Material to process
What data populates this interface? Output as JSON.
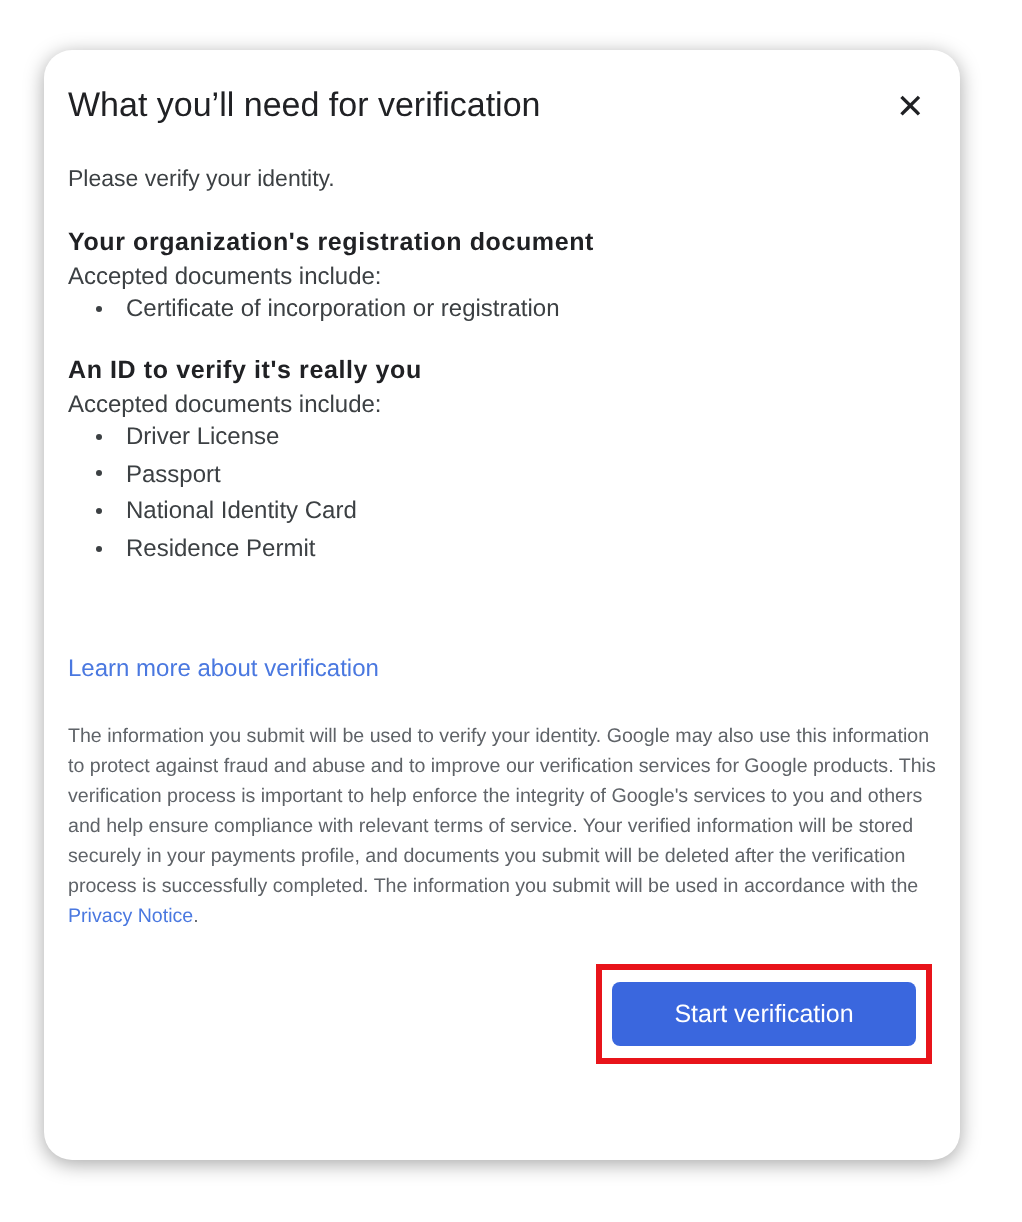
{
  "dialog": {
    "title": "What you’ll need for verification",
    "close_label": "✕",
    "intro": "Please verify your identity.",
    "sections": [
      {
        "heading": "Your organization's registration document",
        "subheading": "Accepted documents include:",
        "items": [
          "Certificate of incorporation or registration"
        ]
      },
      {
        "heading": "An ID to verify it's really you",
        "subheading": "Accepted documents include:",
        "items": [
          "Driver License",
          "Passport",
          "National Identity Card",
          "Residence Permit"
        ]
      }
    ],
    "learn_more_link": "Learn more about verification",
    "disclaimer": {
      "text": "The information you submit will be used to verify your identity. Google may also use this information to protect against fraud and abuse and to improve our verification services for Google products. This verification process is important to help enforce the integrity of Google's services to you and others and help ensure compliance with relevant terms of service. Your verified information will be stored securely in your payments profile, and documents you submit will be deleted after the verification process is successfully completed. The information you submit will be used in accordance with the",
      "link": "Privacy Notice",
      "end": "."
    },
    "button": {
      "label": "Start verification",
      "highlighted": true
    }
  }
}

Problem
Reproduce each line of the records exactly, and omit every picture.

Right answer
What data populates this interface? Output as JSON.
{
  "dialog": {
    "title": "What you’ll need for verification",
    "close_label": "✕",
    "intro": "Please verify your identity.",
    "sections": [
      {
        "heading": "Your organization's registration document",
        "subheading": "Accepted documents include:",
        "items": [
          "Certificate of incorporation or registration"
        ]
      },
      {
        "heading": "An ID to verify it's really you",
        "subheading": "Accepted documents include:",
        "items": [
          "Driver License",
          "Passport",
          "National Identity Card",
          "Residence Permit"
        ]
      }
    ],
    "learn_more_link": "Learn more about verification",
    "disclaimer": {
      "text": "The information you submit will be used to verify your identity. Google may also use this information to protect against fraud and abuse and to improve our verification services for Google products. This verification process is important to help enforce the integrity of Google's services to you and others and help ensure compliance with relevant terms of service. Your verified information will be stored securely in your payments profile, and documents you submit will be deleted after the verification process is successfully completed. The information you submit will be used in accordance with the",
      "link": "Privacy Notice",
      "end": "."
    },
    "button": {
      "label": "Start verification",
      "highlighted": true
    }
  }
}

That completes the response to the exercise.